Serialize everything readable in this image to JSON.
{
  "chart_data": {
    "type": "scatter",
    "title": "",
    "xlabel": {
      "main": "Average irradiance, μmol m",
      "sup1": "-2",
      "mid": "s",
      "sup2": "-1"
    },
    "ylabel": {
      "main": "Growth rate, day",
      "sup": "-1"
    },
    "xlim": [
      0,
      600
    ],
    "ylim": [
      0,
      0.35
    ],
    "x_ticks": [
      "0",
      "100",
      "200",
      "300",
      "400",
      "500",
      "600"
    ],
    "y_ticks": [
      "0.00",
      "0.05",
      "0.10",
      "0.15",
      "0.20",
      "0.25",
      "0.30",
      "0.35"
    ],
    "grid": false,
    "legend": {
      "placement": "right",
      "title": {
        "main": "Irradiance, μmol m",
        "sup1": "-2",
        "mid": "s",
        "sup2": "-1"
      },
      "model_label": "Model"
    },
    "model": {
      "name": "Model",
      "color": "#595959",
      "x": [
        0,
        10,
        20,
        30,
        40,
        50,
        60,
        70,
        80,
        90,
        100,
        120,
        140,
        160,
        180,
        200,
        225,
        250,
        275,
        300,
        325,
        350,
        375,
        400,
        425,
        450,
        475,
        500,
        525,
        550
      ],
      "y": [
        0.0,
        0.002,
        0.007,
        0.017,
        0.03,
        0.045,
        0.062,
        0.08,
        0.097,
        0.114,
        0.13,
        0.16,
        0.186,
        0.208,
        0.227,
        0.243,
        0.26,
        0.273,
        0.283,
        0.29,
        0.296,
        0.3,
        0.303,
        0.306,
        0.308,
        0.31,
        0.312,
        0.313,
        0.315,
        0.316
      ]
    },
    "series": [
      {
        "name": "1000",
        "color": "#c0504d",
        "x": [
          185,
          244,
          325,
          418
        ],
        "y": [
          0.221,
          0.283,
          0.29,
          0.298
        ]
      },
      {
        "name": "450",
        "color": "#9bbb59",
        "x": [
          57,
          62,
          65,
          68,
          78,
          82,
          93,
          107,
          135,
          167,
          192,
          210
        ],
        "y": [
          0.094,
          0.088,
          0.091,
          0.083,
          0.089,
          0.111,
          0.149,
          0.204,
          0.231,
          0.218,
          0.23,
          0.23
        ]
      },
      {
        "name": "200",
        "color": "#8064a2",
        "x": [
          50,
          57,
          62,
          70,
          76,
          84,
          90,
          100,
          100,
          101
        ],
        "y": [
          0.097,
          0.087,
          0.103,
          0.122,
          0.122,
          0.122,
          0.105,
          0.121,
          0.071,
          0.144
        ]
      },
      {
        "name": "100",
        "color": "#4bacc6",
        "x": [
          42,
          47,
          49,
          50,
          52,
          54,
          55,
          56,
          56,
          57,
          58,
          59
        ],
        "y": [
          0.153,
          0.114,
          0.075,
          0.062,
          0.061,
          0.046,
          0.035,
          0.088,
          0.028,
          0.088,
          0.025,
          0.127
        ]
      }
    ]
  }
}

:::::

• **Stated goal**: Give back the whole listing, word for word.

• **Output of the exercise**:
Serialize everything readable in this image to JSON.
{
  "chart_data": {
    "type": "scatter",
    "title": "",
    "xlabel": {
      "main": "Average irradiance, μmol m",
      "sup1": "-2",
      "mid": "s",
      "sup2": "-1"
    },
    "ylabel": {
      "main": "Growth rate, day",
      "sup": "-1"
    },
    "xlim": [
      0,
      600
    ],
    "ylim": [
      0,
      0.35
    ],
    "x_ticks": [
      "0",
      "100",
      "200",
      "300",
      "400",
      "500",
      "600"
    ],
    "y_ticks": [
      "0.00",
      "0.05",
      "0.10",
      "0.15",
      "0.20",
      "0.25",
      "0.30",
      "0.35"
    ],
    "grid": false,
    "legend": {
      "placement": "right",
      "title": {
        "main": "Irradiance, μmol m",
        "sup1": "-2",
        "mid": "s",
        "sup2": "-1"
      },
      "model_label": "Model"
    },
    "model": {
      "name": "Model",
      "color": "#595959",
      "x": [
        0,
        10,
        20,
        30,
        40,
        50,
        60,
        70,
        80,
        90,
        100,
        120,
        140,
        160,
        180,
        200,
        225,
        250,
        275,
        300,
        325,
        350,
        375,
        400,
        425,
        450,
        475,
        500,
        525,
        550
      ],
      "y": [
        0.0,
        0.002,
        0.007,
        0.017,
        0.03,
        0.045,
        0.062,
        0.08,
        0.097,
        0.114,
        0.13,
        0.16,
        0.186,
        0.208,
        0.227,
        0.243,
        0.26,
        0.273,
        0.283,
        0.29,
        0.296,
        0.3,
        0.303,
        0.306,
        0.308,
        0.31,
        0.312,
        0.313,
        0.315,
        0.316
      ]
    },
    "series": [
      {
        "name": "1000",
        "color": "#c0504d",
        "x": [
          185,
          244,
          325,
          418
        ],
        "y": [
          0.221,
          0.283,
          0.29,
          0.298
        ]
      },
      {
        "name": "450",
        "color": "#9bbb59",
        "x": [
          57,
          62,
          65,
          68,
          78,
          82,
          93,
          107,
          135,
          167,
          192,
          210
        ],
        "y": [
          0.094,
          0.088,
          0.091,
          0.083,
          0.089,
          0.111,
          0.149,
          0.204,
          0.231,
          0.218,
          0.23,
          0.23
        ]
      },
      {
        "name": "200",
        "color": "#8064a2",
        "x": [
          50,
          57,
          62,
          70,
          76,
          84,
          90,
          100,
          100,
          101
        ],
        "y": [
          0.097,
          0.087,
          0.103,
          0.122,
          0.122,
          0.122,
          0.105,
          0.121,
          0.071,
          0.144
        ]
      },
      {
        "name": "100",
        "color": "#4bacc6",
        "x": [
          42,
          47,
          49,
          50,
          52,
          54,
          55,
          56,
          56,
          57,
          58,
          59
        ],
        "y": [
          0.153,
          0.114,
          0.075,
          0.062,
          0.061,
          0.046,
          0.035,
          0.088,
          0.028,
          0.088,
          0.025,
          0.127
        ]
      }
    ]
  }
}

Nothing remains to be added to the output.